*** Text Section Begins ***
Continuous supercritical emulsion extraction for the co-encapsulation of butyrate and propionate nanoparticles in PLGA microparticles for colonic release

Postbiotics are substances released or produced by the metabolic activity of microorganisms that have a beneficial effect on the host. Among the postbiotics, butyrate and propionate stand out for their excellent anti-inflammatory and immunomodulatory properties in the fight against intestinal diseases. However, these substances have some limitations as they are low molecular weight compounds that have limited clinical use due to unfavorable pharmacokinetics, non-selective pharmacological action, poor palatability and unpleasant odor. Encapsulation in microparticles, designed for specific delivery to the colon, is a relevant strategy to prevent premature degradation or release of nanoparticles during their passage through the upper gastrointestinal tract, allowing for the targeted drug delivery to the colon by oral administration. In this study, we developed an oral multifunctional system based on nano-in-microparticles, processed by supercritical emulsion extraction to achieve targeted colonic release of butyrate and propionate. The nano-in-microparticles exhibited a diameter of about 1340 nm, an encapsulation efficiency of approximately 39 % for propionate and 36 % for butyrate. They proved to be efficient when compared to the ones obtained by solvent evaporation. In vitro release studies showed that the encapsulation of the nanoparticles in PLGA microparticles promoted a larger control of the release rate of postbiotics, with a significant reduction in acidic media when compared to nanoparticles that were completely released before reaching the colonic pH. This work represents an innovative approach, since there are few reports in the literature on the encapsulation of postbiotics and, to date, no study has described the development of nano-in-microparticle systems aimed specifically at the colonic release of post-biotics such as butyrate and propionate.
*** Text Section Ends ***
What you need to do:
A) According to the abstract, what encapsulation efficiency did the nano-in-microparticles reach for propionate?
B) Decide whether each statement agrees with the abstract, answering yes or no and quoting the words that settle it:
(i) The nano-in-microparticles had a diameter of about 1340 nm.
(ii) The nano-in-microparticles were processed by solvent evaporation.
(iii) Poor palatability is one reason butyrate and propionate have limited clinical use.
The records that come next are separate material and have nothing to do with the abstract.
*** Data supplied Section Begins ***
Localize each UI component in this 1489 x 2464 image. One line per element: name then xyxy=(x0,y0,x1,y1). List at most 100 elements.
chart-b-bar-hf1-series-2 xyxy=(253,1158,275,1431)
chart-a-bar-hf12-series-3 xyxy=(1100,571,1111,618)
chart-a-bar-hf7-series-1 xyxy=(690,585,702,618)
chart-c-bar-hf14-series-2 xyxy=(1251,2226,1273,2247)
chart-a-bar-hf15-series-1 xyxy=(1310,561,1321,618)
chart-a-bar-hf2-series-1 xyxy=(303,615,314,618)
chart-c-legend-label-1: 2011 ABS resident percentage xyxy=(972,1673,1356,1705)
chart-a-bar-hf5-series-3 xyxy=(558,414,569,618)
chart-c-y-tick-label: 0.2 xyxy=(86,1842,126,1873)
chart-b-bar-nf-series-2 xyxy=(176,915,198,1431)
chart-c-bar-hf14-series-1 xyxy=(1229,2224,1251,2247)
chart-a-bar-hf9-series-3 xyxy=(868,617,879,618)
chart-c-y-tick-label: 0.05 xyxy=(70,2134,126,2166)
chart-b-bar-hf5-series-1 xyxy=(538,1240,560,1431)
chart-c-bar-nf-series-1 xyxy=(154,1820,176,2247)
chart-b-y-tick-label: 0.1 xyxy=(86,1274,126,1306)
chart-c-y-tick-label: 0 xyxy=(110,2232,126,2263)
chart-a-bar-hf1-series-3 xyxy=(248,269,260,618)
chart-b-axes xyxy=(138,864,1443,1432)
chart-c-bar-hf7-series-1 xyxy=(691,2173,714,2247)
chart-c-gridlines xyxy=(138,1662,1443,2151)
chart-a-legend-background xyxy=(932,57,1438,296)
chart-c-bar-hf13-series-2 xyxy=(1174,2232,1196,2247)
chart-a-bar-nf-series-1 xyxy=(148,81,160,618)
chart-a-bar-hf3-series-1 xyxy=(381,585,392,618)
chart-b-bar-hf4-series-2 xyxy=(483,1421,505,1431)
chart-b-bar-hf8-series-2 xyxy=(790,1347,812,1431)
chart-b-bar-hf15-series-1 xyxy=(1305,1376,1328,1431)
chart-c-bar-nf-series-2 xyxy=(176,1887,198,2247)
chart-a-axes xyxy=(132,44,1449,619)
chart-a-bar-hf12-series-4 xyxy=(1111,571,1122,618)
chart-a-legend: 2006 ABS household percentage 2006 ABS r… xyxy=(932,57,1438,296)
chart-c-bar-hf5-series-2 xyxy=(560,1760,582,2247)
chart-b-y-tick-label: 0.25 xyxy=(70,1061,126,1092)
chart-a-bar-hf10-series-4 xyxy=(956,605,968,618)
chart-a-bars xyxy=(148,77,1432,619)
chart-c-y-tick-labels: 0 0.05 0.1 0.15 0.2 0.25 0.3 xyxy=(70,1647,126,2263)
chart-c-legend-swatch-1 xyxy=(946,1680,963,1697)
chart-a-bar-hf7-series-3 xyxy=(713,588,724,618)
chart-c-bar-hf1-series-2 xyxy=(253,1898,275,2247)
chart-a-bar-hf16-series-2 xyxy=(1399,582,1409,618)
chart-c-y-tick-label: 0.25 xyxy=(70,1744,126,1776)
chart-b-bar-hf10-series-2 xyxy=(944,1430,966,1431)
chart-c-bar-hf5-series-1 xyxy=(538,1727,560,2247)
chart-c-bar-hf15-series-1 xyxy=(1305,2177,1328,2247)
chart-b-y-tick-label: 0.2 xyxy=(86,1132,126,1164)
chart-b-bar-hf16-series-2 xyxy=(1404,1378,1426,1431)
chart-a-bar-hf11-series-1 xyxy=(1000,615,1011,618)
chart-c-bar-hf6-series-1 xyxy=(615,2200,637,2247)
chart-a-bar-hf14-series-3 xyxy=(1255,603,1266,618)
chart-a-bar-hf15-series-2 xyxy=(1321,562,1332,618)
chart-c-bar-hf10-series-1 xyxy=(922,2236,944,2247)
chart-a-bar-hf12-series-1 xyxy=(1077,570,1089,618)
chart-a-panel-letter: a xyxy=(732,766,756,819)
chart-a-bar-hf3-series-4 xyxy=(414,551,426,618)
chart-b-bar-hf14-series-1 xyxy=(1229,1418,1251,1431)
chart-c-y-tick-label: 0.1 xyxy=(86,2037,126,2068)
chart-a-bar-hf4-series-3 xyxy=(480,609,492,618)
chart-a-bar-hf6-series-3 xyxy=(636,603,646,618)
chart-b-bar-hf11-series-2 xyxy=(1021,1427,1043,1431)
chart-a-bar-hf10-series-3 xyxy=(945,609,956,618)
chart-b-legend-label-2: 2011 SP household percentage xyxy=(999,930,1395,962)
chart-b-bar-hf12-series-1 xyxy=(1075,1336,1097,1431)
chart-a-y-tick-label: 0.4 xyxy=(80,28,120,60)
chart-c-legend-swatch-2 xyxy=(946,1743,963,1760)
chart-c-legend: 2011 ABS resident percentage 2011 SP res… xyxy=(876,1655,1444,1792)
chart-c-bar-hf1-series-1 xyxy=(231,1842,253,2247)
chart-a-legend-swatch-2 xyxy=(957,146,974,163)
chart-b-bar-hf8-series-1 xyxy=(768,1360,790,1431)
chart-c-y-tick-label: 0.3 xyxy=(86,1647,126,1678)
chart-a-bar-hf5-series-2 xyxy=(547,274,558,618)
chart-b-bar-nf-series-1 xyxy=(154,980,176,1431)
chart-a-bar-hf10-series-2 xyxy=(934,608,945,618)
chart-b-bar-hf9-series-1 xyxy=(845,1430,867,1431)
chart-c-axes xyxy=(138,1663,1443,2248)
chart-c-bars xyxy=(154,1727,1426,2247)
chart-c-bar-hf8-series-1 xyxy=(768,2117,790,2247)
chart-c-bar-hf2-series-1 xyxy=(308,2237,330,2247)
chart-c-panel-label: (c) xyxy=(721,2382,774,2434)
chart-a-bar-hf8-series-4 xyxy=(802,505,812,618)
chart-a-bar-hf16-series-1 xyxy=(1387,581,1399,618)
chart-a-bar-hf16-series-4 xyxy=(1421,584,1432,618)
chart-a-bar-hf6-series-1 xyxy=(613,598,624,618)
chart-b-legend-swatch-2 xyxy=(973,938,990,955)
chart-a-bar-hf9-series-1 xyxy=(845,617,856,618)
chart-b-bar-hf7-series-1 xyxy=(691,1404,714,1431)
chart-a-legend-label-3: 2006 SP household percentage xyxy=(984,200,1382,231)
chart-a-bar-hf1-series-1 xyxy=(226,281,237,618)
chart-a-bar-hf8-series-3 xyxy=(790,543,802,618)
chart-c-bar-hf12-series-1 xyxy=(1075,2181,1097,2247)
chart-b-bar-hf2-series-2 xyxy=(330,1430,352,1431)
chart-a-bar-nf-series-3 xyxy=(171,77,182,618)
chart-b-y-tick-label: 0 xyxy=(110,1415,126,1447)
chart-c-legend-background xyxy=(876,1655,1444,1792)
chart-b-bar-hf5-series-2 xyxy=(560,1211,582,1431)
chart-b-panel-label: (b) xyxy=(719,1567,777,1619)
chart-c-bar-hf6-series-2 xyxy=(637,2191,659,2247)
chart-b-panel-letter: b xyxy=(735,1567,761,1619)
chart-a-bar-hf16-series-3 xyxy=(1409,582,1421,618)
*** Data supplied Section Ends ***
Answers below:
A) Approximately 39 %.

B)
(i) Yes: "The nano-in-microparticles exhibited a diameter of about 1340 nm"
(ii) No: "processed by supercritical emulsion extraction"
(iii) Yes: "have limited clinical use due to unfavorable pharmacokinetics, non-selective pharmacological action, poor palatability and unpleasant odor"